__SHORT EXERCISE__: Below is a listing. Gather each line of it that contains "Kuttner".

··· SUPPLIED DATA

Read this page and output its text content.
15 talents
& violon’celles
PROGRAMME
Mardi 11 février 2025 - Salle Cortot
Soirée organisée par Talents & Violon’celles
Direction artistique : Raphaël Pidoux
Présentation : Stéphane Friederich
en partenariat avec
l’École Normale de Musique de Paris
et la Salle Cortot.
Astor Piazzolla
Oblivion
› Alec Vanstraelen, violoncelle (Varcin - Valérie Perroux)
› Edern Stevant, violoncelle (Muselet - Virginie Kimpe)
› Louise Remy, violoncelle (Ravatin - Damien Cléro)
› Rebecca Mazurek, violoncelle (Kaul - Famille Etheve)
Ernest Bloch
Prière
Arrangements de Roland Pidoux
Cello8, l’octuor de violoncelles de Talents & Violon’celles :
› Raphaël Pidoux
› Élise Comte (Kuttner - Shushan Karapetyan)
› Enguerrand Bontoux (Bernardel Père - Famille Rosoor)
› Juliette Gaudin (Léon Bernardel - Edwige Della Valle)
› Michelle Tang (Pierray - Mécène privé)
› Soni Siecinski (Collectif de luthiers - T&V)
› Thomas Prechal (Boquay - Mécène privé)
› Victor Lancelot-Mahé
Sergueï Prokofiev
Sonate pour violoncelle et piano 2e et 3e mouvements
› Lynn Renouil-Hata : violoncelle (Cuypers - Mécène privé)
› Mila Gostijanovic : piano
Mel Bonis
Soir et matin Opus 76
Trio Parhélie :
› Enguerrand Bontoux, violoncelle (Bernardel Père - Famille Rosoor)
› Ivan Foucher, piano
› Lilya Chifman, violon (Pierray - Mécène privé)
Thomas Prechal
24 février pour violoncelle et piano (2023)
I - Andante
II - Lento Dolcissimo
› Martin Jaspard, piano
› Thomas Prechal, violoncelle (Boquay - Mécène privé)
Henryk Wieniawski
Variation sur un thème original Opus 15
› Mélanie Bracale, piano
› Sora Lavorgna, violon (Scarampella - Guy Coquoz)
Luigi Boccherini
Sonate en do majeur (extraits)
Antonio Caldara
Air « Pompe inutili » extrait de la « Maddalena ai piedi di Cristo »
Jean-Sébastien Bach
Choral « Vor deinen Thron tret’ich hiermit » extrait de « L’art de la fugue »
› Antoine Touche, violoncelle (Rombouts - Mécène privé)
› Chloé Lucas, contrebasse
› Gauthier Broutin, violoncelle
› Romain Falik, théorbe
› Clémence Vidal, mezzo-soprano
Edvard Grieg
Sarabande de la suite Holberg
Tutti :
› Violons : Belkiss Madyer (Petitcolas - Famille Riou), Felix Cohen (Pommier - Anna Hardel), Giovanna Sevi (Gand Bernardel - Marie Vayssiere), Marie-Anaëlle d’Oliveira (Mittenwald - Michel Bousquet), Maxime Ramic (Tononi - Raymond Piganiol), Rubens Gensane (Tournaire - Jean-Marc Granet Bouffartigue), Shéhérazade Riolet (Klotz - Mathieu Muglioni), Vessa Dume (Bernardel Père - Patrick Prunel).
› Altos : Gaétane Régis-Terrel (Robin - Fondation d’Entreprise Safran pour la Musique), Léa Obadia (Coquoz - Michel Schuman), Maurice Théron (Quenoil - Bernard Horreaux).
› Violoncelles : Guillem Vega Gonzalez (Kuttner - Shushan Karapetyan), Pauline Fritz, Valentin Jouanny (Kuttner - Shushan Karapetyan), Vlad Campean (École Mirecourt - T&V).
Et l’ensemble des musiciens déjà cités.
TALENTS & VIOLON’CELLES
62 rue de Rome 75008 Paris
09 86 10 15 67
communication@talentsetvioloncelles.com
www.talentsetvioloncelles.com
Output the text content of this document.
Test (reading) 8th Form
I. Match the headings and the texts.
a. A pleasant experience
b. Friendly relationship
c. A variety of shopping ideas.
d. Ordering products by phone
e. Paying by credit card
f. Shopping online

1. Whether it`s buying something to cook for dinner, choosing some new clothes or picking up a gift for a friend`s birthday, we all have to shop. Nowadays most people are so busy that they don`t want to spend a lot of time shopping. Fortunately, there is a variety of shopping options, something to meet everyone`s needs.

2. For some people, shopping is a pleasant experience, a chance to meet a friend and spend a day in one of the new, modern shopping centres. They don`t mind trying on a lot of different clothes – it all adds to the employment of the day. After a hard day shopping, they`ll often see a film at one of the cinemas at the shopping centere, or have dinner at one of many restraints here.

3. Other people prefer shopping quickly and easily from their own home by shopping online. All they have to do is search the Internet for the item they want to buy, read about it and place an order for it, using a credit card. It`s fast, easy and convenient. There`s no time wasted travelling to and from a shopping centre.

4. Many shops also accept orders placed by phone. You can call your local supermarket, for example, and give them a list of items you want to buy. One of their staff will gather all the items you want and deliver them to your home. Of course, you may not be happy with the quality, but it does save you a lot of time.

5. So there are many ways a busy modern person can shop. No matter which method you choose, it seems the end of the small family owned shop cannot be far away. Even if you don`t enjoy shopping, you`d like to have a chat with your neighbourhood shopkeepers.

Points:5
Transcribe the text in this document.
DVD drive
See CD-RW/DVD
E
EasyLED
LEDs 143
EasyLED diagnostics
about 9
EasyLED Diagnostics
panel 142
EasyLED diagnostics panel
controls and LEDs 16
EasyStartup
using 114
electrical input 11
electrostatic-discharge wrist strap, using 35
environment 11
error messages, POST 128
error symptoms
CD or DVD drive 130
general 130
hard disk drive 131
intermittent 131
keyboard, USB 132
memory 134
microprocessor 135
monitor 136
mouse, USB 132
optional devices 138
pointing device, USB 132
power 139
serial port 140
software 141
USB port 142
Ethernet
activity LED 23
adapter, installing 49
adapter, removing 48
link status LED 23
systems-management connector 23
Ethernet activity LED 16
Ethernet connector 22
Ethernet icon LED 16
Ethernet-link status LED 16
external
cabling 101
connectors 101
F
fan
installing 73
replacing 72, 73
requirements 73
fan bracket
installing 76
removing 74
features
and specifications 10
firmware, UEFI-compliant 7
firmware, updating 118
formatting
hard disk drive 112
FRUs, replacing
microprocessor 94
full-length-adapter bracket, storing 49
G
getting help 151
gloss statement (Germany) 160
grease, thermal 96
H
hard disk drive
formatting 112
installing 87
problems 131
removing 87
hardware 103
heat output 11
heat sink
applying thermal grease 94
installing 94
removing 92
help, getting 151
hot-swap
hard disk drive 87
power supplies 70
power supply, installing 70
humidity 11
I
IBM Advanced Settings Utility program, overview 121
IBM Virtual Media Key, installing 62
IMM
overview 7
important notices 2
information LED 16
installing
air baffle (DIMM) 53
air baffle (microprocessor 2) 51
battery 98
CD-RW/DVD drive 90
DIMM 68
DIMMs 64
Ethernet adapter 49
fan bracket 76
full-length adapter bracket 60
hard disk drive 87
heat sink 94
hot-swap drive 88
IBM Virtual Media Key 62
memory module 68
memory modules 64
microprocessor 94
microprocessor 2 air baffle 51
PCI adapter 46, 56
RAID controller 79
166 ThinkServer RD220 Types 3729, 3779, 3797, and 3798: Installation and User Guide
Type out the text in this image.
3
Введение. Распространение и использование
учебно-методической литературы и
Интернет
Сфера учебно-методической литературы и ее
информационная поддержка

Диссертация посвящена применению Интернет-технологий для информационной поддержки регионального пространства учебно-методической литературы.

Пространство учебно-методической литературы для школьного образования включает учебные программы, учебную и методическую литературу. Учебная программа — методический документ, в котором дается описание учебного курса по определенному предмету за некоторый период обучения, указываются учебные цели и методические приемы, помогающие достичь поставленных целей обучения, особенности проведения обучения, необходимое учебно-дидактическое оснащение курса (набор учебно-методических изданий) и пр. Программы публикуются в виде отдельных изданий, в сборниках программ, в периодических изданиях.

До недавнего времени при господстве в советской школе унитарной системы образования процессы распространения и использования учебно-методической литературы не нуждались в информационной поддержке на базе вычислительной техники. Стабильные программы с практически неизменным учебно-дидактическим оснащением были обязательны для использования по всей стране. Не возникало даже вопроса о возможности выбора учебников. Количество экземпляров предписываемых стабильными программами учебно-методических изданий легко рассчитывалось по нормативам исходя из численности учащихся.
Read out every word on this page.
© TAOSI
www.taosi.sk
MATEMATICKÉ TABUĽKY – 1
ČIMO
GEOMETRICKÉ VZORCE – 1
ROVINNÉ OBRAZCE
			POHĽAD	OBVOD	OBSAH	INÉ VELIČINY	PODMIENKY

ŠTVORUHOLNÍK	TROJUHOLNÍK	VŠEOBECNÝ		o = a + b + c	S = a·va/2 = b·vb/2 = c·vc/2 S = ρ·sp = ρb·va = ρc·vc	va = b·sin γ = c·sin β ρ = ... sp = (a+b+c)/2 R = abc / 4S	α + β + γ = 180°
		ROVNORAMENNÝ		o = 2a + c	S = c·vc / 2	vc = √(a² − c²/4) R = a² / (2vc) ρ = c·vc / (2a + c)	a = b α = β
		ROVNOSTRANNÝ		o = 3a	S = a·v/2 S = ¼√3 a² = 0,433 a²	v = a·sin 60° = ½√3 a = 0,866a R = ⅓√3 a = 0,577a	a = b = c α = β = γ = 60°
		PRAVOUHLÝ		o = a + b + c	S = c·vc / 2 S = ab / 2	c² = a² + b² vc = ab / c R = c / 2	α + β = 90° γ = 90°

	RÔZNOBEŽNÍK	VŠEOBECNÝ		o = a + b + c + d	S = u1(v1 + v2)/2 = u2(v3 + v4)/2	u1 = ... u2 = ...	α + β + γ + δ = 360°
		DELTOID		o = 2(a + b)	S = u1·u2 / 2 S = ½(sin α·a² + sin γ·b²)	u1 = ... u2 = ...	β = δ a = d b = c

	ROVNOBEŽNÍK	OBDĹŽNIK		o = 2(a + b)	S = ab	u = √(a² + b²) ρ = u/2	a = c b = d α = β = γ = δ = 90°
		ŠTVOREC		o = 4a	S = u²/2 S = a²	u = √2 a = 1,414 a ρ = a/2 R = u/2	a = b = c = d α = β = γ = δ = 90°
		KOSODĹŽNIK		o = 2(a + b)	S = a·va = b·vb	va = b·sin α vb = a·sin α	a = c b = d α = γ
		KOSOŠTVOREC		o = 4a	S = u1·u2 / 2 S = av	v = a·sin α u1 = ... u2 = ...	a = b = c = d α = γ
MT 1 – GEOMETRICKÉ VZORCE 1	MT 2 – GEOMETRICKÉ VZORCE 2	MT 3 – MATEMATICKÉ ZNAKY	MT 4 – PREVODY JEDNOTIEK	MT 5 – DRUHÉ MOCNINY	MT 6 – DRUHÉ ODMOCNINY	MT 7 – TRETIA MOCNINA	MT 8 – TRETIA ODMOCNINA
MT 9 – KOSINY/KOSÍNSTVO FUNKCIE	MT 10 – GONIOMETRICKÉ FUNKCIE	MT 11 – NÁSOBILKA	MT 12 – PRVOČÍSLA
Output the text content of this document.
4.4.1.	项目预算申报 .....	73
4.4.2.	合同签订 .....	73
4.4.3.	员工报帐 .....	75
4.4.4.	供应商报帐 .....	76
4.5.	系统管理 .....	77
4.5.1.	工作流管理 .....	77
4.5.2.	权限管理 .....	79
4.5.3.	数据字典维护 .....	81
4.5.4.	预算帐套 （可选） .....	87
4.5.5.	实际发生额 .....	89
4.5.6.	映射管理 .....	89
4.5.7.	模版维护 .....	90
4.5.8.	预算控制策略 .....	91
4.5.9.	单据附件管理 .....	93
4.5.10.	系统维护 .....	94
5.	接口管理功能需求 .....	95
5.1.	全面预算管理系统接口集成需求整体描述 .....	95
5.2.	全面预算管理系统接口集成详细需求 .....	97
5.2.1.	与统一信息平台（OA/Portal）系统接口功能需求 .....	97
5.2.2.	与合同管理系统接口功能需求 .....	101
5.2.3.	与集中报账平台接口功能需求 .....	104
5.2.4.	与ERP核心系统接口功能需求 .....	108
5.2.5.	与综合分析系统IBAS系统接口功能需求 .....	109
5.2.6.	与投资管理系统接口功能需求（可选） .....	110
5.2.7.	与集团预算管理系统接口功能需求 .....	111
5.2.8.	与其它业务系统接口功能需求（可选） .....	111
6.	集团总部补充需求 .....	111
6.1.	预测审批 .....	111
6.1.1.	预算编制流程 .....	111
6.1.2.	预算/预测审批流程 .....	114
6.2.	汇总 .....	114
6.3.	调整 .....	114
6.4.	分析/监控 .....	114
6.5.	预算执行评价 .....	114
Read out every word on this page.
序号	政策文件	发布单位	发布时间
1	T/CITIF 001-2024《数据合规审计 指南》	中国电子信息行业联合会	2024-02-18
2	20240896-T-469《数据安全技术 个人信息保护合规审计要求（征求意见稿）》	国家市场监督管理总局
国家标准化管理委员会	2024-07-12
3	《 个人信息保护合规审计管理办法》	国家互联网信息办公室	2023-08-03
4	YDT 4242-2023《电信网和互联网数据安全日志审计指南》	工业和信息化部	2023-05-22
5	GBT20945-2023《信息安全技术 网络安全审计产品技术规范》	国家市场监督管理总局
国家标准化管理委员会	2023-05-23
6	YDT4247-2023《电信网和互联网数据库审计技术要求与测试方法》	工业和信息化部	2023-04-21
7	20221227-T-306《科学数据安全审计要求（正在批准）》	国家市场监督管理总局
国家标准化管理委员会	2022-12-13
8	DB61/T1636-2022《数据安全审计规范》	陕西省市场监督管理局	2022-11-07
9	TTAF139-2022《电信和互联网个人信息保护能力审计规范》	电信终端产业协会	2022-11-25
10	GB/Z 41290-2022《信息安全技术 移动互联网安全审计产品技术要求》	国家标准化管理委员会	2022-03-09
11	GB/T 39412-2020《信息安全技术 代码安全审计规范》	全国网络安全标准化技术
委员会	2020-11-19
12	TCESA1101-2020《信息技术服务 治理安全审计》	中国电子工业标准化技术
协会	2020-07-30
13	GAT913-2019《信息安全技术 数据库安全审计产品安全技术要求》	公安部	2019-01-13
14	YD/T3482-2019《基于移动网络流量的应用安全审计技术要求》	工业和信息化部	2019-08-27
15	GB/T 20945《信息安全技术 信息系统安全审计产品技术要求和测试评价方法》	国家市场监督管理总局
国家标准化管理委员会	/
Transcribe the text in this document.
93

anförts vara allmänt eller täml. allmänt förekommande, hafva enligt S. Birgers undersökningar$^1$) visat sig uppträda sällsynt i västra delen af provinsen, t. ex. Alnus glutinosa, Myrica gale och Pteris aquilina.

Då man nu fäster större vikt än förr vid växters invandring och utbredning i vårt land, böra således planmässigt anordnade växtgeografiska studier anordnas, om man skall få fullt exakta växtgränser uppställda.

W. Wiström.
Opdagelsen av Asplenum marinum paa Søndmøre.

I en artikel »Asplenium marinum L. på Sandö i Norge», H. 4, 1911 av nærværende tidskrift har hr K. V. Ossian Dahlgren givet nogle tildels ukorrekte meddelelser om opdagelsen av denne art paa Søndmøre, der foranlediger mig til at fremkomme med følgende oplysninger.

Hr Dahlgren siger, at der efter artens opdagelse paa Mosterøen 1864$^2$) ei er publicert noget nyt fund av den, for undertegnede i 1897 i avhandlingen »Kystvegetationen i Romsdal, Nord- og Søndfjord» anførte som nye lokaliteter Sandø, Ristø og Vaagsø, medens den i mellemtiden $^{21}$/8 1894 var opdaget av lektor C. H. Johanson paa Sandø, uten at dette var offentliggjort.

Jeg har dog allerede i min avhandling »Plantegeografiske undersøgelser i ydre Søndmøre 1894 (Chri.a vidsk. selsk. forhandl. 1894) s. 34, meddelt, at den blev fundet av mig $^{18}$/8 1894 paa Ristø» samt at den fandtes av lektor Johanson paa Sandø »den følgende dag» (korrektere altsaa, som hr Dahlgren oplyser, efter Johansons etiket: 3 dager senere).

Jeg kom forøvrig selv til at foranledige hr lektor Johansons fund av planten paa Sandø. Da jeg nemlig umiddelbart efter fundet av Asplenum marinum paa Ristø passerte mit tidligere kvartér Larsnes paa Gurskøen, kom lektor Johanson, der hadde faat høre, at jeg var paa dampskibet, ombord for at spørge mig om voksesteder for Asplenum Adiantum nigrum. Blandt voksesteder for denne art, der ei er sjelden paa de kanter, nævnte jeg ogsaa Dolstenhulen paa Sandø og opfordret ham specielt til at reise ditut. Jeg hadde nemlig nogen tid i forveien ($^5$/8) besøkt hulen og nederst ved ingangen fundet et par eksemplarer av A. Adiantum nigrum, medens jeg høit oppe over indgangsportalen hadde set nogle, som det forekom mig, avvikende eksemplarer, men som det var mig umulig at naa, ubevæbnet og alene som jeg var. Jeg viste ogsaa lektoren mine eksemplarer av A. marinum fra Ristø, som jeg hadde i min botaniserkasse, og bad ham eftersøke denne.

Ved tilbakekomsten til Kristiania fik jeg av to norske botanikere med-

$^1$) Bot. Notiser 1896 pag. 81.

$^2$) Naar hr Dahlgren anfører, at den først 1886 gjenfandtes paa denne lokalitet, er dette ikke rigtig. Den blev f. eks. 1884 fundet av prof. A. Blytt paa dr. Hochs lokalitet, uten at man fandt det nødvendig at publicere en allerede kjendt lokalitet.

······

__OUTPUT BELOW__:
› Élise Comte (Kuttner - Shushan Karapetyan)
› Violoncelles : Guillem Vega Gonzalez (Kuttner - Shushan Karapetyan), Pauline Fritz, Valentin Jouanny (Kuttner - Shushan Karapetyan), Vlad Campean (École Mirecourt - T&V).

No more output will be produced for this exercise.